>>>>

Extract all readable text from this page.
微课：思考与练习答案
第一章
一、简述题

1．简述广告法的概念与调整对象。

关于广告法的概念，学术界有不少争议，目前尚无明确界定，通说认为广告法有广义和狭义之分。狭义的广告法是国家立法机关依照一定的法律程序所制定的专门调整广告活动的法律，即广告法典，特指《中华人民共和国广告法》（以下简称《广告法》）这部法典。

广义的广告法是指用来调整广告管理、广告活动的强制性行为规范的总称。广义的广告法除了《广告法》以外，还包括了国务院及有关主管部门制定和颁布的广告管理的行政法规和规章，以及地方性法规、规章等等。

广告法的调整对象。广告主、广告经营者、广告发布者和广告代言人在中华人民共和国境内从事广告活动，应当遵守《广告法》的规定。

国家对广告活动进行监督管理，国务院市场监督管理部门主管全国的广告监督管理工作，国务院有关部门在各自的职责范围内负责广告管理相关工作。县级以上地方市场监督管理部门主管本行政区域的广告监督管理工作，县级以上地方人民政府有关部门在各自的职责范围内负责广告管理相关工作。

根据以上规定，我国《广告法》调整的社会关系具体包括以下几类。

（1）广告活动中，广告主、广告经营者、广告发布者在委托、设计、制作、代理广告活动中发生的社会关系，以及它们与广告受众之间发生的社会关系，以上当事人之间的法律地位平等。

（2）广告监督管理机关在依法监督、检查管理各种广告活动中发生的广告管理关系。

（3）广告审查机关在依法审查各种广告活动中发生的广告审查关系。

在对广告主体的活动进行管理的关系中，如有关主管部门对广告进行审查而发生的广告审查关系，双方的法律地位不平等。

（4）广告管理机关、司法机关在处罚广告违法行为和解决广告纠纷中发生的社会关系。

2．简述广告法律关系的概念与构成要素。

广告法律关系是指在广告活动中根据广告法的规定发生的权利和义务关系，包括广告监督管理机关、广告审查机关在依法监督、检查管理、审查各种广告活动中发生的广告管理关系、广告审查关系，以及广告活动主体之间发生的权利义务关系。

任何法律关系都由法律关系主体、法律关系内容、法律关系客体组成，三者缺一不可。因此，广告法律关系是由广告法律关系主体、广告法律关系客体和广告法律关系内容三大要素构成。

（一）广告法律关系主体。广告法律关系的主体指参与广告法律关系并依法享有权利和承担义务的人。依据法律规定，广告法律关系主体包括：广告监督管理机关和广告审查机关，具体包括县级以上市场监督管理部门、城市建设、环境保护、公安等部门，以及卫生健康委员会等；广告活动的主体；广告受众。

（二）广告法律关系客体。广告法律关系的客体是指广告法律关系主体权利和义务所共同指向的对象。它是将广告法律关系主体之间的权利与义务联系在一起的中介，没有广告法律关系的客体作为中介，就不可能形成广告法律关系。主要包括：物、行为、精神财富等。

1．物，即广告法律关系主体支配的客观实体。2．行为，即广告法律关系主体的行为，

<<<<

Requirement
Pick each line holding the word "广告经营者" out of the data and copy it.

Final answer
广告法的调整对象。广告主、广告经营者、广告发布者和广告代言人在中华人民共和国境内从事广告活动，应当遵守《广告法》的规定。
（1）广告活动中，广告主、广告经营者、广告发布者在委托、设计、制作、代理广告活动中发生的社会关系，以及它们与广告受众之间发生的社会关系，以上当事人之间的法律地位平等。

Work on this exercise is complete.